• Exercise brief:
Spot each line in the records below where the word "Гранитная" occurs, then copy it.

Data records
* * * * * * * * *
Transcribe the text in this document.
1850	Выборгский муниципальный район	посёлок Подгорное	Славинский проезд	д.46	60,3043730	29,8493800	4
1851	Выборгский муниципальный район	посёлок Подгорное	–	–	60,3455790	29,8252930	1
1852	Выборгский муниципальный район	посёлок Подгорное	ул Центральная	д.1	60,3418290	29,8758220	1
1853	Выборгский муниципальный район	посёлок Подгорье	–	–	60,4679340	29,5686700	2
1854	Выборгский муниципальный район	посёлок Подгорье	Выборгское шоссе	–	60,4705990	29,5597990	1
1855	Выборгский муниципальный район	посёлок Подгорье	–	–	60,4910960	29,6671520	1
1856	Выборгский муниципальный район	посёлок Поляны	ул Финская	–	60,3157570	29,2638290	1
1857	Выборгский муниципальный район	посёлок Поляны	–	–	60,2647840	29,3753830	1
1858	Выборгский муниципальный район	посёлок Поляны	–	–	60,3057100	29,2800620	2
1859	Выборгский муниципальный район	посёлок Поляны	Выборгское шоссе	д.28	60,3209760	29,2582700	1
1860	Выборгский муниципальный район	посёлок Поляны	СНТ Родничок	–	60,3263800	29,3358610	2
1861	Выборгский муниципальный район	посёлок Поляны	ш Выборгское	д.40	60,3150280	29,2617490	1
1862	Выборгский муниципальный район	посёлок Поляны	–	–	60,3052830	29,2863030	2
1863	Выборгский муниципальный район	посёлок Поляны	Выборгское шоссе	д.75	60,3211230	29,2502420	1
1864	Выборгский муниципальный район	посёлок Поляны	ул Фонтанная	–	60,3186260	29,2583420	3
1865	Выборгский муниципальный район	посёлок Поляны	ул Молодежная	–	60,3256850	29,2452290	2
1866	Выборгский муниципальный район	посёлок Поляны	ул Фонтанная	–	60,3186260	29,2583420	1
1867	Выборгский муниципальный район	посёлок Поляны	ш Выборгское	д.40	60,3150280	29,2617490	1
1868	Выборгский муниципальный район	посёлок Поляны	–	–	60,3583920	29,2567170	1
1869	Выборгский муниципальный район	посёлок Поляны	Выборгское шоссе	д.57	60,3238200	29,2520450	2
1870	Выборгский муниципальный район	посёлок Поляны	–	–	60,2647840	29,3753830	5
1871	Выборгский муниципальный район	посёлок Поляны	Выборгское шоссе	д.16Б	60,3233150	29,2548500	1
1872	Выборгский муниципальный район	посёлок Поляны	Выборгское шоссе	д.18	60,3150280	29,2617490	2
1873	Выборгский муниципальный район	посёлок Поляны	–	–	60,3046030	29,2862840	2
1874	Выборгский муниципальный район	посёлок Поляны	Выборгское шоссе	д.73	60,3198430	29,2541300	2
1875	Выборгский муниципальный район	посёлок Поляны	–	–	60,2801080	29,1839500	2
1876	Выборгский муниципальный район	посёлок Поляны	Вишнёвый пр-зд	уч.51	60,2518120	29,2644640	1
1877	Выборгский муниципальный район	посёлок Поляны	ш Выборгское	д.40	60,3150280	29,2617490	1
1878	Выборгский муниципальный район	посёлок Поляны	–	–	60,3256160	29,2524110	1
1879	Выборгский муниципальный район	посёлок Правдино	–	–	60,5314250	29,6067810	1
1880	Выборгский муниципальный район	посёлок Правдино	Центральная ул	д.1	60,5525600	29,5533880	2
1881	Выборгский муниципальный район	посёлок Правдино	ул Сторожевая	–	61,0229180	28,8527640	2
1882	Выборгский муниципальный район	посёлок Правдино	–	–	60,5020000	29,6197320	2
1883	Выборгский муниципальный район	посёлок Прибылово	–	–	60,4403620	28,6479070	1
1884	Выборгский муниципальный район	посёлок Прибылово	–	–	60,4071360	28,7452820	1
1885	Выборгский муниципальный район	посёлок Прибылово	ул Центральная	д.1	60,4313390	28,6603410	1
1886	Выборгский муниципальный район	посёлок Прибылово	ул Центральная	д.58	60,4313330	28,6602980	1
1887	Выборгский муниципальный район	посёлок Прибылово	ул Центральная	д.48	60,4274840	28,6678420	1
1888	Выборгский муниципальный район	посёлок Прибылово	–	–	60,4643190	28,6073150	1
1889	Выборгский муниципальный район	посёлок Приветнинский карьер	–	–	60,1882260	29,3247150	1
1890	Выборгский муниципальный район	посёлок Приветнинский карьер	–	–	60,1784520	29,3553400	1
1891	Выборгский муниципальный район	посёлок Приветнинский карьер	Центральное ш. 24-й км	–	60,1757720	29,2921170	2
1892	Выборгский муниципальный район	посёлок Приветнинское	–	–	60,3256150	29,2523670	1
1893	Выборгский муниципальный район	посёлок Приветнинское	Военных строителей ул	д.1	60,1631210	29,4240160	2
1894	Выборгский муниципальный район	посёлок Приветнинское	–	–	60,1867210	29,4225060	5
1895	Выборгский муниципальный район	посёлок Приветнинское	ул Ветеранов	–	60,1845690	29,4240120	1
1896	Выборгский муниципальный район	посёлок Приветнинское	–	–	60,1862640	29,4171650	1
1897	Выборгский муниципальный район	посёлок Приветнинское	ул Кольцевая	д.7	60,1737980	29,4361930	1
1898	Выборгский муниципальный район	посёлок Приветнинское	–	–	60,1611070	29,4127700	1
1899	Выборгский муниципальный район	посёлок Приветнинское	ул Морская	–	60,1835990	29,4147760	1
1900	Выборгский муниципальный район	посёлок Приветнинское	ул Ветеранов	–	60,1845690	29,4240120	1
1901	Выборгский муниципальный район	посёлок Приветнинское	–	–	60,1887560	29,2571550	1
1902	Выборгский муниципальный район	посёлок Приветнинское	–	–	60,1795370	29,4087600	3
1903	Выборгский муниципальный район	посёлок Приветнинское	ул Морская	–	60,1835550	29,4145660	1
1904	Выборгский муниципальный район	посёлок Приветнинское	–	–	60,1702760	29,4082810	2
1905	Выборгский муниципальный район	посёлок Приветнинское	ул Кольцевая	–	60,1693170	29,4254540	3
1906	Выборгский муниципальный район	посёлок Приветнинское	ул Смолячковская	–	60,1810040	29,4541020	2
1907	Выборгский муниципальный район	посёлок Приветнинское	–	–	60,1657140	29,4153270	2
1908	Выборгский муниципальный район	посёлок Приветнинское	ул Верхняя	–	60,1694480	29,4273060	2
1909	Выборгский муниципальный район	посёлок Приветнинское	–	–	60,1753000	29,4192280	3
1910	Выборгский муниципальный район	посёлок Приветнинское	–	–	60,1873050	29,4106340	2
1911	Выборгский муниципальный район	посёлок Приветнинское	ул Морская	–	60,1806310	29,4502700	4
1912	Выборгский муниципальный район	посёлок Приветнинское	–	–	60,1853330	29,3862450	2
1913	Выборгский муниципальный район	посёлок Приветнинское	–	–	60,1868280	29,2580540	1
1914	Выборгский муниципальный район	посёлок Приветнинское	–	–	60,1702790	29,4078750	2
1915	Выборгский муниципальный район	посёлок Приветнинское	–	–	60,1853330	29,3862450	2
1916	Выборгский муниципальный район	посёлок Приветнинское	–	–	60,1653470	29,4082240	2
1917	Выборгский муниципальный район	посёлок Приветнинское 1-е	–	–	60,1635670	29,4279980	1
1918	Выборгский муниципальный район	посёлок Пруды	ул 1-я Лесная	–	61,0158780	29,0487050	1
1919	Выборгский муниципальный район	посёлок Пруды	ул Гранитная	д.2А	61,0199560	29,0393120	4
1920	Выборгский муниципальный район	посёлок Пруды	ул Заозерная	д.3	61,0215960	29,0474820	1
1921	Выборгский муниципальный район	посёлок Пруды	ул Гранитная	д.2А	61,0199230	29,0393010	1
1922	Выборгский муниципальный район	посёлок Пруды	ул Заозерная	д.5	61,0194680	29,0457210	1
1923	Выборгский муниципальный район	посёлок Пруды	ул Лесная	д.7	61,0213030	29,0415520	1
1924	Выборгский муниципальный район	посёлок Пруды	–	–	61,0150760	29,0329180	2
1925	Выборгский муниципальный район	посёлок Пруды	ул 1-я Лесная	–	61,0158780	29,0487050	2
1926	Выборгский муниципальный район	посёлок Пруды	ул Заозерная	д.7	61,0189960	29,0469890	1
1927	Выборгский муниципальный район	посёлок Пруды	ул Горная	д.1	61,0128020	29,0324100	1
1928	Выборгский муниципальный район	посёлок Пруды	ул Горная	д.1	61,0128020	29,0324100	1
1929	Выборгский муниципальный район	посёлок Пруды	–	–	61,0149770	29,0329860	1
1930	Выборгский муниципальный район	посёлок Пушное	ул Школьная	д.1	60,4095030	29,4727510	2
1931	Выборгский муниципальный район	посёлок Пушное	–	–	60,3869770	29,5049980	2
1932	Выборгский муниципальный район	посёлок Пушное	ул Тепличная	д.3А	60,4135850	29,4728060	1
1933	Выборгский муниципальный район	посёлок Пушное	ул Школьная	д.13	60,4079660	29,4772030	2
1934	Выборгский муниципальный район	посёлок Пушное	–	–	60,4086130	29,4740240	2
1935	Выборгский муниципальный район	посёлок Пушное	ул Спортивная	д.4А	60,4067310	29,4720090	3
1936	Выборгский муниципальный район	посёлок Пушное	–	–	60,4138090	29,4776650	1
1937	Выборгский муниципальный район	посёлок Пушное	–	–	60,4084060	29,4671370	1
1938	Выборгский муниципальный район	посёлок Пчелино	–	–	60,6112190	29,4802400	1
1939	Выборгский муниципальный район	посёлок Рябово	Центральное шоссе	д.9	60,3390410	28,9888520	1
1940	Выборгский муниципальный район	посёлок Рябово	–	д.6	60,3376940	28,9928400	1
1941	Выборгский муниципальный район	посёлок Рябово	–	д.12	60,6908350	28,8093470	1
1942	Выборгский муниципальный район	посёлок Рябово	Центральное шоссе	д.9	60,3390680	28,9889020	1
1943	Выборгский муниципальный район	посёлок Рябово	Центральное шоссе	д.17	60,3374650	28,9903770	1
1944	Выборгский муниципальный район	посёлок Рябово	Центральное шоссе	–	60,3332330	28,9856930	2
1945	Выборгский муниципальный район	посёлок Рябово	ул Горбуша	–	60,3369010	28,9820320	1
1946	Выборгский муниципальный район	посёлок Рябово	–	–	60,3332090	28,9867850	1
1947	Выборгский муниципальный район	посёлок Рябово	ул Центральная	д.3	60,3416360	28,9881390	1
* * * * * * * * *
• Result of this task:
1919	Выборгский муниципальный район	посёлок Пруды	ул Гранитная	д.2А	61,0199560	29,0393120	4
1921	Выборгский муниципальный район	посёлок Пруды	ул Гранитная	д.2А	61,0199230	29,0393010	1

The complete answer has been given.